__AIM OF THE EXERCISE__
Retype the records below word for word and omit any image.

__SOURCE RECORDS__
* Start *

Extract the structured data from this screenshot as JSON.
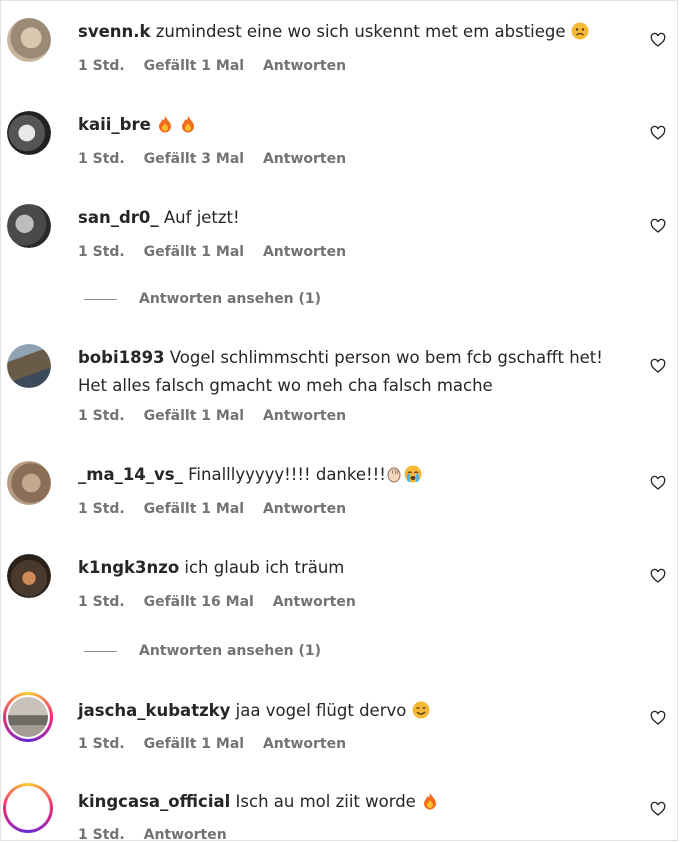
{
  "comments": [
    {
      "username": "svenn.k",
      "text": "zumindest eine wo sich uskennt met em abstiege",
      "time": "1 Std.",
      "likes": "Gefällt 1 Mal",
      "reply": "Antworten"
    },
    {
      "username": "kaii_bre",
      "text": "",
      "time": "1 Std.",
      "likes": "Gefällt 3 Mal",
      "reply": "Antworten"
    },
    {
      "username": "san_dr0_",
      "text": "Auf jetzt!",
      "time": "1 Std.",
      "likes": "Gefällt 1 Mal",
      "reply": "Antworten"
    },
    {
      "username": "bobi1893",
      "text": "Vogel schlimmschti person wo bem fcb gschafft het!",
      "text2": "Het alles falsch gmacht wo meh cha falsch mache",
      "time": "1 Std.",
      "likes": "Gefällt 1 Mal",
      "reply": "Antworten"
    },
    {
      "username": "_ma_14_vs_",
      "text": "Finalllyyyyy!!!! danke!!!",
      "time": "1 Std.",
      "likes": "Gefällt 1 Mal",
      "reply": "Antworten"
    },
    {
      "username": "k1ngk3nzo",
      "text": "ich glaub ich träum",
      "time": "1 Std.",
      "likes": "Gefällt 16 Mal",
      "reply": "Antworten"
    },
    {
      "username": "jascha_kubatzky",
      "text": "jaa vogel flügt dervo",
      "time": "1 Std.",
      "likes": "Gefällt 1 Mal",
      "reply": "Antworten"
    },
    {
      "username": "kingcasa_official",
      "text": "Isch au mol ziit worde",
      "time": "1 Std.",
      "likes": "",
      "reply": "Antworten"
    }
  ],
  "view_replies": [
    "Antworten ansehen (1)",
    "Antworten ansehen (1)"
  ],
  "icons": {
    "like": "heart-outline-icon",
    "fire": "fire-emoji-icon",
    "sad": "sad-face-emoji-icon",
    "clap": "clapping-hands-emoji-icon",
    "cry": "crying-face-emoji-icon",
    "smile": "smiling-face-emoji-icon"
  },
  "colors": {
    "text": "#262626",
    "meta": "#737373",
    "story_ring": "#ee2a7b"
  }
}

* End *

__EXPECTED OUTPUT__
Extract the structured data from this screenshot as JSON.
{
  "comments": [
    {
      "username": "svenn.k",
      "text": "zumindest eine wo sich uskennt met em abstiege",
      "time": "1 Std.",
      "likes": "Gefällt 1 Mal",
      "reply": "Antworten"
    },
    {
      "username": "kaii_bre",
      "text": "",
      "time": "1 Std.",
      "likes": "Gefällt 3 Mal",
      "reply": "Antworten"
    },
    {
      "username": "san_dr0_",
      "text": "Auf jetzt!",
      "time": "1 Std.",
      "likes": "Gefällt 1 Mal",
      "reply": "Antworten"
    },
    {
      "username": "bobi1893",
      "text": "Vogel schlimmschti person wo bem fcb gschafft het!",
      "text2": "Het alles falsch gmacht wo meh cha falsch mache",
      "time": "1 Std.",
      "likes": "Gefällt 1 Mal",
      "reply": "Antworten"
    },
    {
      "username": "_ma_14_vs_",
      "text": "Finalllyyyyy!!!! danke!!!",
      "time": "1 Std.",
      "likes": "Gefällt 1 Mal",
      "reply": "Antworten"
    },
    {
      "username": "k1ngk3nzo",
      "text": "ich glaub ich träum",
      "time": "1 Std.",
      "likes": "Gefällt 16 Mal",
      "reply": "Antworten"
    },
    {
      "username": "jascha_kubatzky",
      "text": "jaa vogel flügt dervo",
      "time": "1 Std.",
      "likes": "Gefällt 1 Mal",
      "reply": "Antworten"
    },
    {
      "username": "kingcasa_official",
      "text": "Isch au mol ziit worde",
      "time": "1 Std.",
      "likes": "",
      "reply": "Antworten"
    }
  ],
  "view_replies": [
    "Antworten ansehen (1)",
    "Antworten ansehen (1)"
  ],
  "icons": {
    "like": "heart-outline-icon",
    "fire": "fire-emoji-icon",
    "sad": "sad-face-emoji-icon",
    "clap": "clapping-hands-emoji-icon",
    "cry": "crying-face-emoji-icon",
    "smile": "smiling-face-emoji-icon"
  },
  "colors": {
    "text": "#262626",
    "meta": "#737373",
    "story_ring": "#ee2a7b"
  }
}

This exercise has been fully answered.